野球賭博の処分を扱った引用文によると、熊崎勝彦コミッショナーは、高木の処分期間を短くした理由として、既に処分された3人と比べてどのような点を挙げているか。

### 引用文
+++

豊浦彰太郎Baseball Writer
「更生の道を」は理解できるが「恩赦の可能性」は現役選手への処分には不適ではないか(写真:YUTAKA/アフロスポーツ)

同じ野球賭博でありながら、昨年11月に処分決定済の3人は無期失格で高木京介は1年の処分であることが議論を呼んでいる。

NPBの熊崎勝彦コミッショナーは、高木には短い処分期間とした理由として、笠原、福田、松本の既処分組と比べて賭博への関与が軽微であることを挙げている。それがここまでの差に値するのかという疑問は残るし、昨年の内部調査の段階では高木はウソをついていたことはどうなんだという思いもある。しかし、コミッショナーが挙げたもうひとつの理由である「更生の道を」というのはひとつの見識で、ぼくは賛同したい。

もっとも、基本的な姿勢に一貫性がないのは問題だ。此の期に及んで「先の3人の期間短縮もあり得る」とはどういうことか?もしその可能性があるなら、なぜ彼らの処分発表の際にそのことに言及しないのか。これでは、「高木は1年」ありきで矛盾を正当化するための後出しじゃんけんと言われても仕方ない。

+++

### 表示データ

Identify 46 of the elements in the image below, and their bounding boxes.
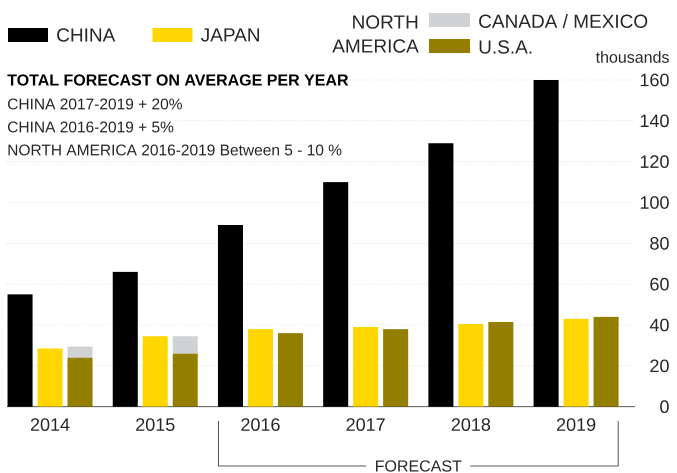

+++

### 出力
笠原、福田、松本の既処分組と比べて、賭博への関与が軽微であること。